Document layout analysis data
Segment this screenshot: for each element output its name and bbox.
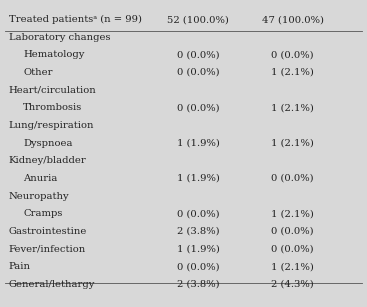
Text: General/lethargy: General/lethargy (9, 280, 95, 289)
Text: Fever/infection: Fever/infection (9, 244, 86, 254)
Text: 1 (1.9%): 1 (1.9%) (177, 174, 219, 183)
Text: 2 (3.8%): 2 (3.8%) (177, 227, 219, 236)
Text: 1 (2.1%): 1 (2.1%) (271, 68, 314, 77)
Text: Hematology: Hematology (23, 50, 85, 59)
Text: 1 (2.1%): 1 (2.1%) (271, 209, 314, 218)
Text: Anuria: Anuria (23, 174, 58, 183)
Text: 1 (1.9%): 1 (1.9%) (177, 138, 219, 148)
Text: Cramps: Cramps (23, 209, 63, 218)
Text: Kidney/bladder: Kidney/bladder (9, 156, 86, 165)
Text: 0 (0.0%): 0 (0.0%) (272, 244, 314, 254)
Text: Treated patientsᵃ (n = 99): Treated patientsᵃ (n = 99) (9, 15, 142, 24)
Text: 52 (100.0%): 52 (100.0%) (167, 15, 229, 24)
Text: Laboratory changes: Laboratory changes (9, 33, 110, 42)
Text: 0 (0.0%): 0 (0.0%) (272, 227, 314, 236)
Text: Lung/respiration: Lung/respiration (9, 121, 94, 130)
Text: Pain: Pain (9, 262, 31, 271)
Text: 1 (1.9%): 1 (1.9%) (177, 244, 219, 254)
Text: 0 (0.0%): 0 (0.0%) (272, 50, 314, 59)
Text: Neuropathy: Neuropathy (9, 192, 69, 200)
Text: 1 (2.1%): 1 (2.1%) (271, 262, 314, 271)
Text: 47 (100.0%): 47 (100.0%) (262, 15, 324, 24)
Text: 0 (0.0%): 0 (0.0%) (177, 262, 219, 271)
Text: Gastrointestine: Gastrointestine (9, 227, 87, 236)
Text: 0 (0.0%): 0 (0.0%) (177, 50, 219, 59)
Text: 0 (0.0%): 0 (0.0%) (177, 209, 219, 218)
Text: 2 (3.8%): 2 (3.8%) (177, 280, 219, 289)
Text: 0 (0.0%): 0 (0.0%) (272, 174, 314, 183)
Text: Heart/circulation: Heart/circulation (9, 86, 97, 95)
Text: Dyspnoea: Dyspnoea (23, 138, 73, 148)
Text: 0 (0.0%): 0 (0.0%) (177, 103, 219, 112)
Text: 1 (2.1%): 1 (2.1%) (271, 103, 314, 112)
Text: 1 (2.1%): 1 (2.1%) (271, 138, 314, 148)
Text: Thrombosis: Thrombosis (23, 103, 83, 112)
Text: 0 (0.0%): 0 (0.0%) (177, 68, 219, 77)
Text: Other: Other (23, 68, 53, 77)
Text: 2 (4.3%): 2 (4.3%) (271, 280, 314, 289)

* * *

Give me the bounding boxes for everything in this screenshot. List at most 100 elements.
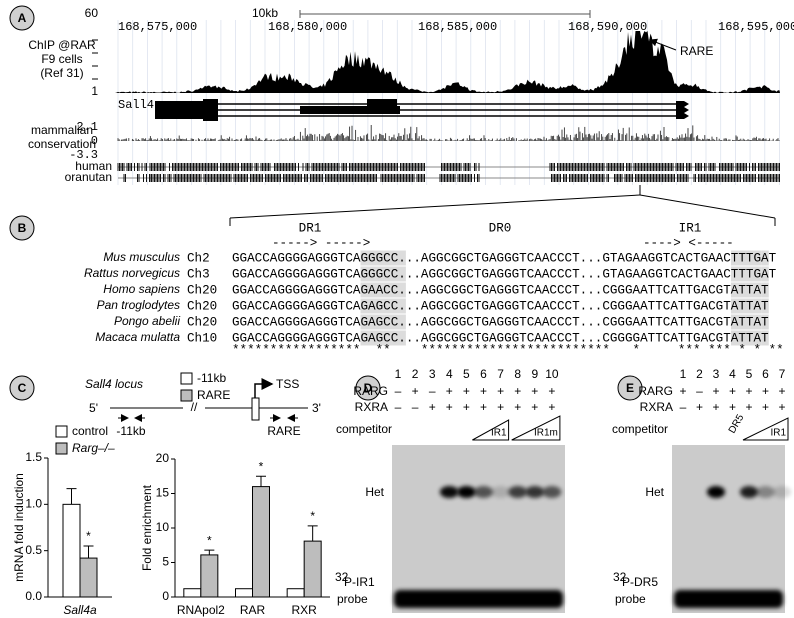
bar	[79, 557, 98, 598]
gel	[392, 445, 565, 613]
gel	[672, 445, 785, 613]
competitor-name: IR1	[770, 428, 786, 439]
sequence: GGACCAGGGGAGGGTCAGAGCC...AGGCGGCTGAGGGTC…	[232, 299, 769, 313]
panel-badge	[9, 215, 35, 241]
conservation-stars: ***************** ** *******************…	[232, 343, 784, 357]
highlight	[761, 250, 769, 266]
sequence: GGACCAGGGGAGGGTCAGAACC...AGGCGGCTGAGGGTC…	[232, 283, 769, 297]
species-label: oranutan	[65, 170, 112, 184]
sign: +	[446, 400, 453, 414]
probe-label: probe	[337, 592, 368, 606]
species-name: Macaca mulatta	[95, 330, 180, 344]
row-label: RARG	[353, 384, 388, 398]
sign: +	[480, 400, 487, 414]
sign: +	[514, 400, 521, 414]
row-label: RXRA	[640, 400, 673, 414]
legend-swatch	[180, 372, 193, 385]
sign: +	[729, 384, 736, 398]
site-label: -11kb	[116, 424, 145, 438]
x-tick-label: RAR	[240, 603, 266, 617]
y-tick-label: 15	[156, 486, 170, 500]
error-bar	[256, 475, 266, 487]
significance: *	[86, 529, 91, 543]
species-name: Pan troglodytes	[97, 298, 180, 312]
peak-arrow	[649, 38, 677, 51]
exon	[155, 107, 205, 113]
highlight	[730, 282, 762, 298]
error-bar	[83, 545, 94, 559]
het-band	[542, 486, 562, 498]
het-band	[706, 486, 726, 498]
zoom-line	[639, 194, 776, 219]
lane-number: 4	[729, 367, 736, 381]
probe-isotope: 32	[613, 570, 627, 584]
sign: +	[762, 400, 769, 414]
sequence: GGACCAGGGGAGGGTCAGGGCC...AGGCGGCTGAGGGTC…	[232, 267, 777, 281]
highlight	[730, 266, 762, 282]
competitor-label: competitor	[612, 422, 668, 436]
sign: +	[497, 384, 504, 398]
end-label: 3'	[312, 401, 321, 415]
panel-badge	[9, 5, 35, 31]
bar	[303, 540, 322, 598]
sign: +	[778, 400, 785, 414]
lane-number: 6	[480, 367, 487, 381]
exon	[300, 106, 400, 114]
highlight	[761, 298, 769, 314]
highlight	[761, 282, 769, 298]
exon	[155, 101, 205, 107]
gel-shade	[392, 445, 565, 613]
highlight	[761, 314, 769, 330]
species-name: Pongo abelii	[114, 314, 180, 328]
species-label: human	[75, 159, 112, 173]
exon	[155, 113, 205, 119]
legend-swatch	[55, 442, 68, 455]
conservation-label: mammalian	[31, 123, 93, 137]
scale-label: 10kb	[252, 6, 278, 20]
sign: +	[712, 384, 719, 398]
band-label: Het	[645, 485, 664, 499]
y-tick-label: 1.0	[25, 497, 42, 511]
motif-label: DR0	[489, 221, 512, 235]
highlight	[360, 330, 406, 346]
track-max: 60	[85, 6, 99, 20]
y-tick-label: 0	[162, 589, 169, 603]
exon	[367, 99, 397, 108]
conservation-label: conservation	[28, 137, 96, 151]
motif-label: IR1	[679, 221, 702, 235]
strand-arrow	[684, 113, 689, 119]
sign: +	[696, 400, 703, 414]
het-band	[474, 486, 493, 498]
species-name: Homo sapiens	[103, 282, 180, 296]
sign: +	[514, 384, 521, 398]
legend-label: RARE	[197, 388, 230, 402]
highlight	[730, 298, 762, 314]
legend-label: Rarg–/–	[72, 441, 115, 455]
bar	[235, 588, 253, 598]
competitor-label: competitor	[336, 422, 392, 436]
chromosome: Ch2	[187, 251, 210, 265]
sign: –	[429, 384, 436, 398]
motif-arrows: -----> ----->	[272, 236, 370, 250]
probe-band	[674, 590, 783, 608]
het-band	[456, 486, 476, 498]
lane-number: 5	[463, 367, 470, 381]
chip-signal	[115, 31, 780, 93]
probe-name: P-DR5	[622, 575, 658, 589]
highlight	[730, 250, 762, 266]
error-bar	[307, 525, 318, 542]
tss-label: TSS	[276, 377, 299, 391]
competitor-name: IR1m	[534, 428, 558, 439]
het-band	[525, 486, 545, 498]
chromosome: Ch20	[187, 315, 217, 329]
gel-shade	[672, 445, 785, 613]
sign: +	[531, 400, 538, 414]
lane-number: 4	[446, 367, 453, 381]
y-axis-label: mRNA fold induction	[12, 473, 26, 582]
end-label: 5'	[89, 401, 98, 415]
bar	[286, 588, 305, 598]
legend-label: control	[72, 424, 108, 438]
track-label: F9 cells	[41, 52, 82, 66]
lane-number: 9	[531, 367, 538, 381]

--

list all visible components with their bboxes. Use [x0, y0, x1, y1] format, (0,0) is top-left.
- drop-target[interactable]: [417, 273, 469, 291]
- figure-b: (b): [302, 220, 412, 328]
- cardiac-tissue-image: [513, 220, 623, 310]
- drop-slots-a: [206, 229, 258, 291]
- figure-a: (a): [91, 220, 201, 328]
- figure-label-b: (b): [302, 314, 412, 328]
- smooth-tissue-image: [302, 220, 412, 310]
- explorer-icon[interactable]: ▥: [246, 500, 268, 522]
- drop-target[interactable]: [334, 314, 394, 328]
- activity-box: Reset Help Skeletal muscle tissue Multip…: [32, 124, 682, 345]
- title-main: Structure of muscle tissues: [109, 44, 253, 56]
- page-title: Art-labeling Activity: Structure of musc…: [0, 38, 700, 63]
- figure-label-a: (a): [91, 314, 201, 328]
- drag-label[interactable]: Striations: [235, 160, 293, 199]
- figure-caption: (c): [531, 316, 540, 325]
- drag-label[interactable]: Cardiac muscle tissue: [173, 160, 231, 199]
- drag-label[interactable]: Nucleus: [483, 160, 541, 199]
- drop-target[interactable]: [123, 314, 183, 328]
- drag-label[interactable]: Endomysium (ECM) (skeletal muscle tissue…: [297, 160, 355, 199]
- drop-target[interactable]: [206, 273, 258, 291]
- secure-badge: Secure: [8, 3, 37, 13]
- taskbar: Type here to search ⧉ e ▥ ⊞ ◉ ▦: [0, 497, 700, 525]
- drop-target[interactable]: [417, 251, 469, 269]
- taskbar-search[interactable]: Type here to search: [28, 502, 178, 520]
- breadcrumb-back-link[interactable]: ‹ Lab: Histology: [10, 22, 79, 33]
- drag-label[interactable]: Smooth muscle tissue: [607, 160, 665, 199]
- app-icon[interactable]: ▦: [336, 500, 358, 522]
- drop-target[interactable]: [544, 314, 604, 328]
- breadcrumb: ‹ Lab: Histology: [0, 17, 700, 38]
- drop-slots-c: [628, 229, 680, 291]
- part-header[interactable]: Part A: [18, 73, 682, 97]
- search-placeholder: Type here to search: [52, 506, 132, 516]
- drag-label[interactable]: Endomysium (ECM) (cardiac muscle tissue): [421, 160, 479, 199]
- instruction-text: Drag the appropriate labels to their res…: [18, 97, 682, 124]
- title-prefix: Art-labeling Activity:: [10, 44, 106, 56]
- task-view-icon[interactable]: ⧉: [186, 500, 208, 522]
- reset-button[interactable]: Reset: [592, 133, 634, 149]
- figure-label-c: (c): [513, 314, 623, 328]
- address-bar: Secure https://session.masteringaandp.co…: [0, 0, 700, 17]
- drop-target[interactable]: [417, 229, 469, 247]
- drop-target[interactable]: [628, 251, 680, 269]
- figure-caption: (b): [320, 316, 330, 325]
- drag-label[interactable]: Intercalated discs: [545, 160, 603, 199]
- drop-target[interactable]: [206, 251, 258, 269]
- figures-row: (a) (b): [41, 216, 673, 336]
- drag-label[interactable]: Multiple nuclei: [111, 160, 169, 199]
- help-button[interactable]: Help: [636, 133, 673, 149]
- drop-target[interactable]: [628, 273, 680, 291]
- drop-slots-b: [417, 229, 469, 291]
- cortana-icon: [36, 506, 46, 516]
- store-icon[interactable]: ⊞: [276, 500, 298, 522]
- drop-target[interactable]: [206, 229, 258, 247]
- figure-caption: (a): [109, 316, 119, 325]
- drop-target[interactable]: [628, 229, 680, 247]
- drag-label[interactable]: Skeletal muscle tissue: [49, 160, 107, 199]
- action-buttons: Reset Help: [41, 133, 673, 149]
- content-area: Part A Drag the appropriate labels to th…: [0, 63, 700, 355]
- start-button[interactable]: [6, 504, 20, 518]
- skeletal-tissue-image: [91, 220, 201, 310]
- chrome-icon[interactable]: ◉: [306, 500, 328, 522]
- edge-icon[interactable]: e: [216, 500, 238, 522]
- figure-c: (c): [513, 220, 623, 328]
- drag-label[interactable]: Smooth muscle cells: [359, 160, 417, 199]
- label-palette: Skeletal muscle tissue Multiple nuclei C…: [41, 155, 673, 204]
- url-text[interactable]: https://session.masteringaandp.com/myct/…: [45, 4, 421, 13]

▸ YOUR INSTRUCTIONS
Which lines above include the word "swatch"? Show each one.

▸ ANSWER TO THIS PROBLEM
legend-swatch	[180, 372, 193, 385]
legend-swatch	[55, 442, 68, 455]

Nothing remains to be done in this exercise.